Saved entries
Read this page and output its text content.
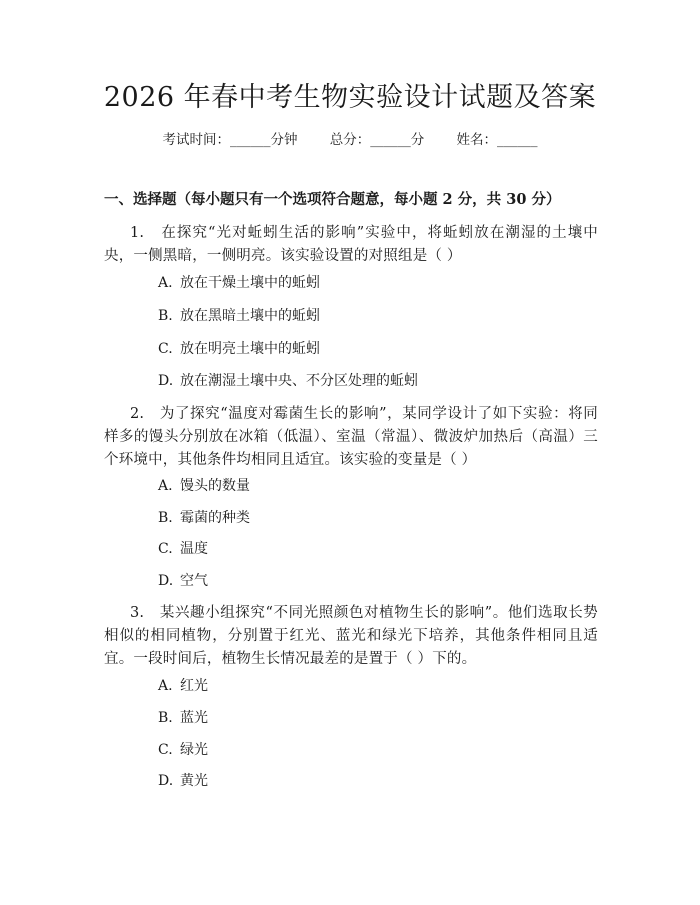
2026 年春中考生物实验设计试题及答案
考试时间：______分钟 总分：______分 姓名：______
一、选择题（每小题只有一个选项符合题意，每小题 2 分，共 30 分）
1. 在探究“光对蚯蚓生活的影响”实验中，将蚯蚓放在潮湿的土壤中央，一侧黑暗，一侧明亮。该实验设置的对照组是（ ）
A. 放在干燥土壤中的蚯蚓
B. 放在黑暗土壤中的蚯蚓
C. 放在明亮土壤中的蚯蚓
D. 放在潮湿土壤中央、不分区处理的蚯蚓
2. 为了探究“温度对霉菌生长的影响”，某同学设计了如下实验：将同样多的馒头分别放在冰箱（低温）、室温（常温）、微波炉加热后（高温）三个环境中，其他条件均相同且适宜。该实验的变量是（ ）
A. 馒头的数量
B. 霉菌的种类
C. 温度
D. 空气
3. 某兴趣小组探究“不同光照颜色对植物生长的影响”。他们选取长势相似的相同植物，分别置于红光、蓝光和绿光下培养，其他条件相同且适宜。一段时间后，植物生长情况最差的是置于（ ）下的。
A. 红光
B. 蓝光
C. 绿光
D. 黄光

WORK INSTRUCTIONS
Transcribe the material exactly, leaving every picture out.

RESULT BELOW
Read this page and output its text content.
2026 年春中考生物实验设计试题及答案
考试时间：______分钟 总分：______分 姓名：______
一、选择题（每小题只有一个选项符合题意，每小题 2 分，共 30 分）
1. 在探究“光对蚯蚓生活的影响”实验中，将蚯蚓放在潮湿的土壤中央，一侧黑暗，一侧明亮。该实验设置的对照组是（ ）
A. 放在干燥土壤中的蚯蚓
B. 放在黑暗土壤中的蚯蚓
C. 放在明亮土壤中的蚯蚓
D. 放在潮湿土壤中央、不分区处理的蚯蚓
2. 为了探究“温度对霉菌生长的影响”，某同学设计了如下实验：将同样多的馒头分别放在冰箱（低温）、室温（常温）、微波炉加热后（高温）三个环境中，其他条件均相同且适宜。该实验的变量是（ ）
A. 馒头的数量
B. 霉菌的种类
C. 温度
D. 空气
3. 某兴趣小组探究“不同光照颜色对植物生长的影响”。他们选取长势相似的相同植物，分别置于红光、蓝光和绿光下培养，其他条件相同且适宜。一段时间后，植物生长情况最差的是置于（ ）下的。
A. 红光
B. 蓝光
C. 绿光
D. 黄光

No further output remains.